Dataset records
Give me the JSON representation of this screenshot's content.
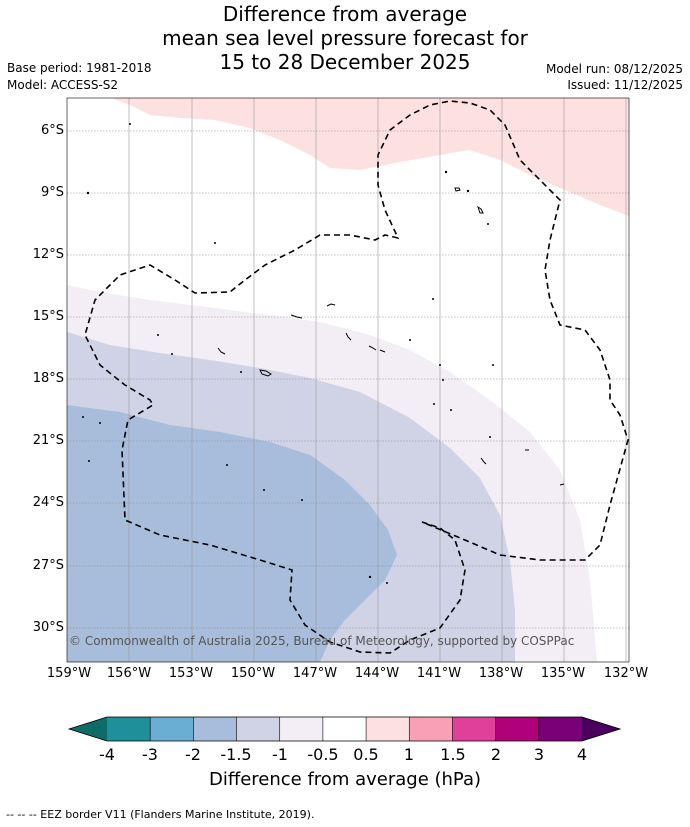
{
  "header": {
    "title_lines": [
      "Difference from average",
      "mean sea level pressure forecast for",
      "15 to 28 December 2025"
    ],
    "base_period": "Base period: 1981-2018",
    "model": "Model: ACCESS-S2",
    "model_run": "Model run: 08/12/2025",
    "issued": "Issued: 11/12/2025"
  },
  "map": {
    "lon_labels": [
      "159°W",
      "156°W",
      "153°W",
      "150°W",
      "147°W",
      "144°W",
      "141°W",
      "138°W",
      "135°W",
      "132°W"
    ],
    "lat_labels": [
      "6°S",
      "9°S",
      "12°S",
      "15°S",
      "18°S",
      "21°S",
      "24°S",
      "27°S",
      "30°S"
    ],
    "credit": "© Commonwealth of Australia 2025, Bureau of Meteorology, supported by COSPPac",
    "zones": [
      {
        "range": "0.5 to 1",
        "color": "#fde0e0",
        "location": "north-east"
      },
      {
        "range": "-0.5 to 0.5",
        "color": "#ffffff",
        "location": "north"
      },
      {
        "range": "-1 to -0.5",
        "color": "#f3eef5",
        "location": "central"
      },
      {
        "range": "-1.5 to -1",
        "color": "#d0d2e6",
        "location": "south-west"
      },
      {
        "range": "-2 to -1.5",
        "color": "#a8bddb",
        "location": "far south-west"
      }
    ]
  },
  "colorbar": {
    "tick_labels": [
      "-4",
      "-3",
      "-2",
      "-1.5",
      "-1",
      "-0.5",
      "0.5",
      "1",
      "1.5",
      "2",
      "3",
      "4"
    ],
    "colors": [
      "#1f8f99",
      "#6aaed3",
      "#a8bddb",
      "#d0d2e6",
      "#f3eef5",
      "#ffffff",
      "#fde0e0",
      "#f9a0b4",
      "#e0409a",
      "#b0007a",
      "#7a0078"
    ],
    "extend_low_color": "#0d6b68",
    "extend_high_color": "#4b0060",
    "label": "Difference from average (hPa)"
  },
  "footnote": "-- -- -- EEZ border V11 (Flanders Marine Institute, 2019)."
}
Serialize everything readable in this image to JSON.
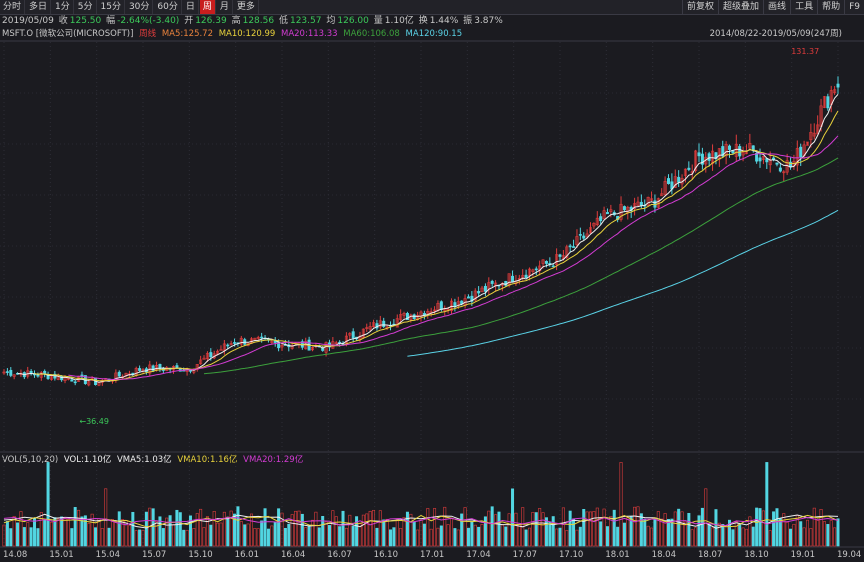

Short exercise
Examine the entries and report how many of their lines contain the string "Model", giving no more than the number.

Solved exercise
2